■ Stated exercise
Keep only the lines of the listing below that contain the string "axis". Treat case as significant.

[Supplied information start]

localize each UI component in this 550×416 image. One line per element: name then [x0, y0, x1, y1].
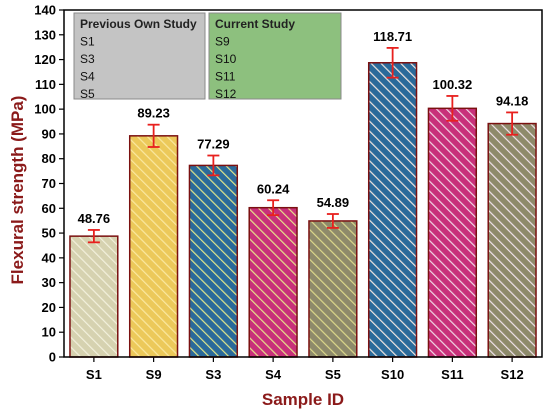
bar-s9 — [128, 135, 179, 358]
error-bar-s3 — [207, 154, 220, 177]
legend-item: S5 — [80, 87, 95, 101]
y-tick-label: 140 — [34, 3, 56, 18]
error-bar-s10 — [386, 46, 399, 79]
legend-box — [73, 12, 206, 100]
y-axis-ticks: 0 10 20 30 40 50 60 70 80 90 100 110 120 130 140 — [34, 3, 64, 365]
legend: Previous Own Study S1 S3 S4 S5 Current Study S… — [73, 12, 342, 101]
y-tick-label: 20 — [42, 300, 56, 315]
error-bar-s4 — [267, 199, 280, 217]
y-axis-title: Flexural strength (MPa) — [8, 96, 27, 285]
y-tick-label: 10 — [42, 325, 56, 340]
x-tick-label: S9 — [146, 367, 162, 382]
error-bar-s1 — [87, 229, 100, 244]
y-tick-label: 40 — [42, 250, 56, 265]
legend-item: S10 — [215, 52, 237, 66]
y-tick-label: 100 — [34, 102, 56, 117]
x-axis-title: Sample ID — [262, 390, 344, 409]
legend-group-1: Previous Own Study S1 S3 S4 S5 — [73, 12, 206, 101]
plot-frame — [63, 9, 543, 358]
y-tick-label: 60 — [42, 201, 56, 216]
y-tick-label: 120 — [34, 52, 56, 67]
x-tick-label: S4 — [265, 367, 282, 382]
y-tick-label: 70 — [42, 176, 56, 191]
y-tick-label: 0 — [49, 350, 56, 365]
bar-s5 — [308, 220, 358, 358]
value-label: 60.24 — [257, 181, 290, 196]
error-bar-s12 — [506, 111, 519, 136]
legend-title: Previous Own Study — [80, 17, 197, 31]
bar-s4 — [248, 206, 298, 358]
x-tick-label: S12 — [501, 367, 524, 382]
legend-item: S9 — [215, 35, 230, 49]
bar-s11 — [427, 107, 478, 358]
y-tick-label: 130 — [34, 27, 56, 42]
x-tick-label: S3 — [205, 367, 221, 382]
error-bar-s5 — [326, 213, 339, 229]
bars: 48.76 89.23 77.29 60.24 54.89 118.71 100.32 94.… — [69, 29, 537, 358]
error-bar-s9 — [147, 123, 160, 148]
x-tick-label: S1 — [86, 367, 102, 382]
legend-group-2: Current Study S9 S10 S11 S12 — [208, 12, 342, 101]
x-tick-label: S10 — [381, 367, 404, 382]
y-tick-label: 50 — [42, 226, 56, 241]
y-tick-label: 30 — [42, 275, 56, 290]
value-label: 89.23 — [137, 106, 170, 121]
legend-item: S4 — [80, 70, 95, 84]
y-tick-label: 80 — [42, 151, 56, 166]
bar-s12 — [487, 122, 537, 358]
x-tick-label: S5 — [325, 367, 341, 382]
legend-box — [208, 12, 342, 100]
x-axis-ticks: S1 S9 S3 S4 S5 S10 S11 S12 — [86, 357, 524, 382]
legend-item: S12 — [215, 87, 237, 101]
bar-s1 — [69, 235, 119, 358]
legend-title: Current Study — [215, 17, 295, 31]
error-bar-s11 — [446, 95, 459, 122]
value-label: 118.71 — [373, 29, 412, 44]
value-label: 77.29 — [197, 137, 230, 152]
bar-s10 — [367, 62, 418, 358]
value-label: 54.89 — [317, 195, 350, 210]
x-tick-label: S11 — [441, 367, 463, 382]
bar-s3 — [188, 164, 239, 358]
value-label: 48.76 — [78, 211, 111, 226]
legend-item: S1 — [80, 35, 95, 49]
value-label: 94.18 — [496, 93, 529, 108]
y-tick-label: 110 — [35, 77, 56, 92]
legend-item: S11 — [215, 70, 236, 84]
legend-item: S3 — [80, 52, 95, 66]
value-label: 100.32 — [432, 77, 472, 92]
y-tick-label: 90 — [42, 126, 56, 141]
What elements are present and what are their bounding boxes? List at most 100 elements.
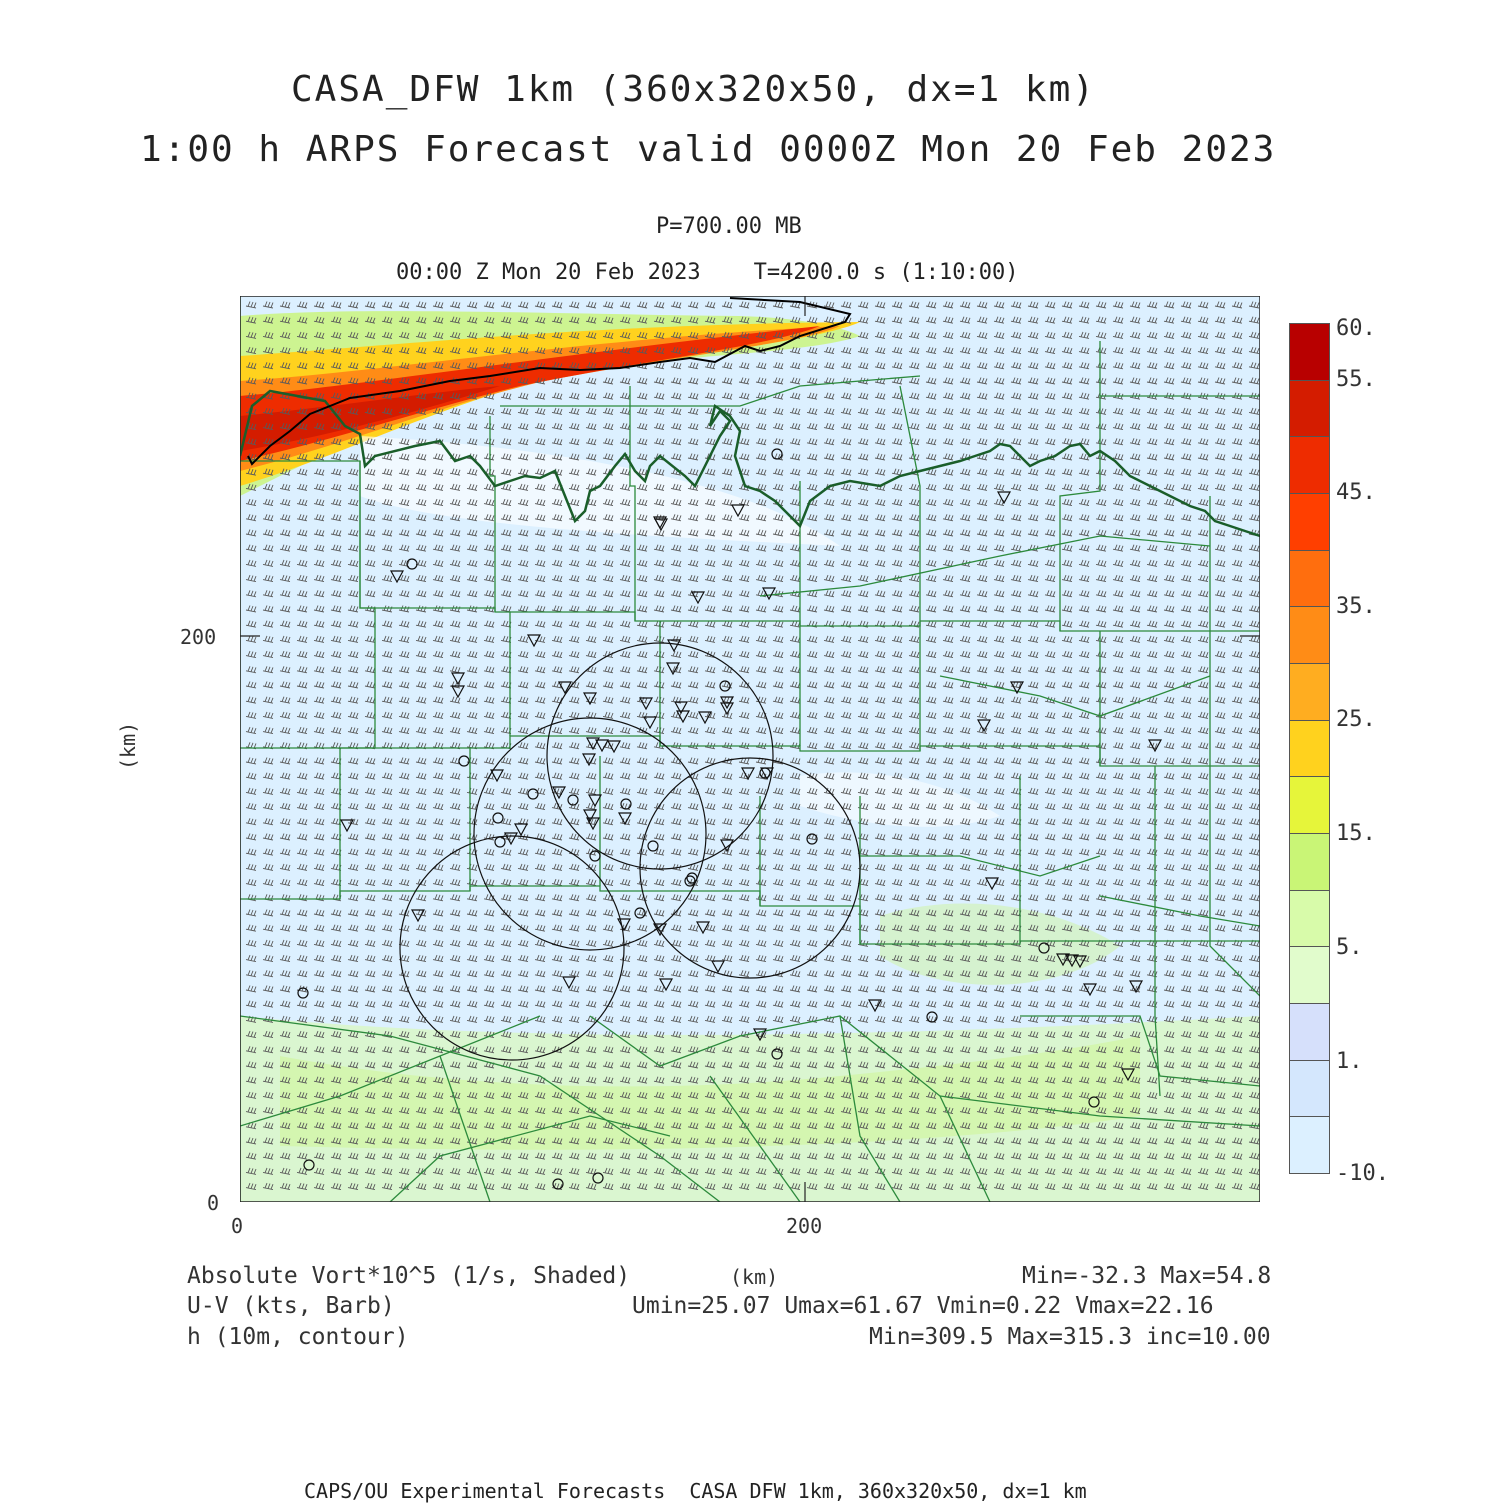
wind-barb bbox=[687, 1182, 699, 1191]
colorbar-segment bbox=[1290, 890, 1329, 948]
wind-barb bbox=[1180, 787, 1192, 795]
wind-barb bbox=[925, 924, 937, 932]
wind-barb bbox=[925, 422, 937, 431]
wind-barb bbox=[279, 544, 291, 552]
wind-barb bbox=[789, 544, 801, 552]
wind-barb bbox=[415, 772, 427, 780]
wind-barb bbox=[432, 559, 444, 567]
wind-barb bbox=[313, 726, 325, 735]
wind-barb bbox=[483, 407, 495, 415]
wind-barb bbox=[534, 666, 546, 674]
wind-barb bbox=[398, 833, 410, 841]
wind-barb bbox=[755, 468, 767, 476]
wind-barb bbox=[1061, 529, 1073, 537]
wind-barb bbox=[772, 407, 784, 415]
wind-barb bbox=[364, 909, 376, 917]
wind-barb bbox=[585, 392, 597, 400]
station-circle bbox=[297, 987, 309, 999]
wind-barb bbox=[330, 863, 342, 871]
wind-barb bbox=[857, 301, 869, 309]
wind-barb bbox=[449, 924, 461, 932]
wind-barb bbox=[976, 301, 988, 309]
wind-barb bbox=[1078, 1061, 1090, 1069]
wind-barb bbox=[653, 1122, 665, 1130]
wind-barb bbox=[500, 1152, 512, 1160]
wind-barb bbox=[585, 848, 597, 856]
wind-barb bbox=[687, 711, 699, 719]
wind-barb bbox=[296, 894, 308, 902]
wind-barb bbox=[772, 605, 784, 613]
wind-barb bbox=[653, 954, 665, 963]
wind-barb bbox=[1010, 544, 1022, 552]
station-triangle bbox=[761, 587, 777, 601]
wind-barb bbox=[840, 331, 852, 339]
wind-barb bbox=[721, 1167, 733, 1175]
wind-barb bbox=[755, 1046, 767, 1054]
wind-barb bbox=[823, 635, 835, 643]
wind-barb bbox=[619, 544, 631, 552]
wind-barb bbox=[432, 848, 444, 856]
wind-barb bbox=[1027, 863, 1039, 871]
wind-barb bbox=[687, 1137, 699, 1145]
wind-barb bbox=[1231, 726, 1243, 735]
wind-barb bbox=[789, 1015, 801, 1023]
wind-barb bbox=[908, 407, 920, 415]
wind-barb bbox=[262, 863, 274, 871]
wind-barb bbox=[976, 605, 988, 613]
wind-barb bbox=[823, 894, 835, 902]
wind-barb bbox=[993, 1046, 1005, 1054]
wind-barb bbox=[619, 742, 631, 750]
wind-barb bbox=[1214, 346, 1226, 355]
wind-barb bbox=[568, 802, 580, 811]
wind-barb bbox=[364, 848, 376, 856]
wind-barb bbox=[415, 407, 427, 415]
wind-barb bbox=[534, 453, 546, 461]
wind-barb bbox=[466, 1076, 478, 1084]
wind-barb bbox=[534, 878, 546, 887]
wind-barb bbox=[1180, 985, 1192, 993]
wind-barb bbox=[1112, 848, 1124, 856]
wind-barb bbox=[449, 544, 461, 552]
wind-barb bbox=[976, 894, 988, 902]
wind-barb bbox=[823, 316, 835, 324]
wind-barb bbox=[568, 681, 580, 689]
wind-barb bbox=[1010, 1182, 1022, 1191]
wind-barb bbox=[891, 1122, 903, 1130]
wind-barb bbox=[1129, 909, 1141, 917]
wind-barb bbox=[806, 590, 818, 598]
wind-barb bbox=[789, 787, 801, 795]
wind-barb bbox=[670, 757, 682, 765]
wind-barb bbox=[517, 772, 529, 780]
wind-barb bbox=[687, 1122, 699, 1130]
wind-barb bbox=[874, 529, 886, 537]
wind-barb bbox=[925, 1182, 937, 1191]
wind-barb bbox=[1112, 711, 1124, 719]
wind-barb bbox=[1180, 742, 1192, 750]
wind-barb bbox=[449, 878, 461, 887]
wind-barb bbox=[1146, 635, 1158, 643]
wind-barb bbox=[602, 878, 614, 887]
wind-barb bbox=[534, 1015, 546, 1023]
wind-barb bbox=[806, 1106, 818, 1115]
wind-barb bbox=[874, 438, 886, 446]
wind-barb bbox=[670, 848, 682, 856]
wind-barb bbox=[806, 1167, 818, 1175]
wind-barb bbox=[636, 468, 648, 476]
wind-barb bbox=[449, 863, 461, 871]
wind-barb bbox=[704, 1076, 716, 1084]
wind-barb bbox=[1180, 407, 1192, 415]
wind-barb bbox=[1214, 878, 1226, 887]
footer-credit: CAPS/OU Experimental Forecasts CASA DFW … bbox=[304, 1479, 1087, 1503]
colorbar-segment bbox=[1290, 380, 1329, 438]
wind-barb bbox=[704, 1167, 716, 1175]
wind-barb bbox=[449, 1015, 461, 1023]
wind-barb bbox=[636, 514, 648, 522]
wind-barb bbox=[1248, 346, 1260, 355]
wind-barb bbox=[942, 681, 954, 689]
wind-barb bbox=[602, 1152, 614, 1160]
wind-barb bbox=[993, 1000, 1005, 1008]
wind-barb bbox=[789, 1091, 801, 1099]
wind-barb bbox=[381, 833, 393, 841]
title-line1: CASA_DFW 1km (360x320x50, dx=1 km) bbox=[291, 69, 1096, 110]
wind-barb bbox=[1044, 483, 1056, 491]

[Supplied information end]

■ Solved exercise
y-axis-ticks: 0 10 20 30 40 50 60 70 80 90 100 110 120 130 140 — [34, 3, 64, 365]
y-axis-title: Flexural strength (MPa) — [8, 96, 27, 285]
x-axis-title: Sample ID — [262, 390, 344, 409]
x-axis-ticks: S1 S9 S3 S4 S5 S10 S11 S12 — [86, 357, 524, 382]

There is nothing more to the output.